::: Material to process
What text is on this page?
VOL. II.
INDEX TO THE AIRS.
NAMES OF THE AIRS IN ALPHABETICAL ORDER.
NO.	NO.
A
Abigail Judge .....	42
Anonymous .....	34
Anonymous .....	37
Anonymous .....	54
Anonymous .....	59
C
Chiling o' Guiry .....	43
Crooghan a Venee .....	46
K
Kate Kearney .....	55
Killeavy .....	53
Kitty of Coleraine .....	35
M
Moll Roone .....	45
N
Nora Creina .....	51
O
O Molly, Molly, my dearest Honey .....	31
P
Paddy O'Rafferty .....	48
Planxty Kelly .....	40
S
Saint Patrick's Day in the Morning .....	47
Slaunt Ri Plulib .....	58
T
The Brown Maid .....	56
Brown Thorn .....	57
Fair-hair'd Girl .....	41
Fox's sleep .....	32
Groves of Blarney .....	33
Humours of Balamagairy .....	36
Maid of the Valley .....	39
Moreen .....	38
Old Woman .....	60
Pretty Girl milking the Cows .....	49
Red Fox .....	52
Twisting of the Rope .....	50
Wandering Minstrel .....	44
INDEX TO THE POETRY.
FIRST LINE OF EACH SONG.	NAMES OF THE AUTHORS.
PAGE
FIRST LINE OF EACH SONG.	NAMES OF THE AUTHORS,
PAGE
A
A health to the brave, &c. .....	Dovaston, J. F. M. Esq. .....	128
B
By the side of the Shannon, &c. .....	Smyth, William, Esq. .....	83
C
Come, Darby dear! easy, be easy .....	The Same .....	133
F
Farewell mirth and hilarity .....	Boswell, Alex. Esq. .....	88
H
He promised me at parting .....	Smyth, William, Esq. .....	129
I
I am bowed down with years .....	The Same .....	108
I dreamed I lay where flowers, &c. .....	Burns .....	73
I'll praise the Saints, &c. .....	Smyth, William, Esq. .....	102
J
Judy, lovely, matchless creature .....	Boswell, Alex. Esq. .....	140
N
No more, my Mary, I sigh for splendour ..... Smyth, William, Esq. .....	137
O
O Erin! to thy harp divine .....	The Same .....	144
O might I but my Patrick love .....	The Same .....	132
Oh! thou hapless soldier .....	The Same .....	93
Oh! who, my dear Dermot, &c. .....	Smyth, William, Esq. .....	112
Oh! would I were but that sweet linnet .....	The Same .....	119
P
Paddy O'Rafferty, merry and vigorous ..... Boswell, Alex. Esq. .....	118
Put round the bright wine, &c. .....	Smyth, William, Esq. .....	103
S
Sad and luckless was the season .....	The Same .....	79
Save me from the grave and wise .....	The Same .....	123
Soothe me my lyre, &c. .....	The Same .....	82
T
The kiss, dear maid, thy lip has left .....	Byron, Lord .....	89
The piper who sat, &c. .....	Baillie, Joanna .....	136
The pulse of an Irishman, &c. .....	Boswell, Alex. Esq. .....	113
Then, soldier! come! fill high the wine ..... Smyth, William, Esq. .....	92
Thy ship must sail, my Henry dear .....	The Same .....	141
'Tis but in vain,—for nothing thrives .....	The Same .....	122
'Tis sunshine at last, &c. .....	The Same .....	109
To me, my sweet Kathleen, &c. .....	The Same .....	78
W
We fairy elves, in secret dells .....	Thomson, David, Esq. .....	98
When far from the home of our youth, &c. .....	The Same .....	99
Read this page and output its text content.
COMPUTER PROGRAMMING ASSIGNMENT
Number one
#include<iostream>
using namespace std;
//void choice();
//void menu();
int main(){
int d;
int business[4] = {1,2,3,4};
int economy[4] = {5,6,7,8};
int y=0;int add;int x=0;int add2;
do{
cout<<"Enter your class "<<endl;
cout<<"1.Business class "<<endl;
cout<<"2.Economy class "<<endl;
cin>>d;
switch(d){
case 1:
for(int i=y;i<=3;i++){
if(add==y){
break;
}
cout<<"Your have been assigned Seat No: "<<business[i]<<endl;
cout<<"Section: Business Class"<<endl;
::::::
## [Do this]
Copy out exactly the lines between the line with "Read this page and output its text content." and the last line of the entries, counting both of those lines.

## [Full answer]
Read this page and output its text content.
COMPUTER PROGRAMMING ASSIGNMENT
Number one
#include<iostream>
using namespace std;
//void choice();
//void menu();
int main(){
int d;
int business[4] = {1,2,3,4};
int economy[4] = {5,6,7,8};
int y=0;int add;int x=0;int add2;
do{
cout<<"Enter your class "<<endl;
cout<<"1.Business class "<<endl;
cout<<"2.Economy class "<<endl;
cin>>d;
switch(d){
case 1:
for(int i=y;i<=3;i++){
if(add==y){
break;
}
cout<<"Your have been assigned Seat No: "<<business[i]<<endl;
cout<<"Section: Business Class"<<endl;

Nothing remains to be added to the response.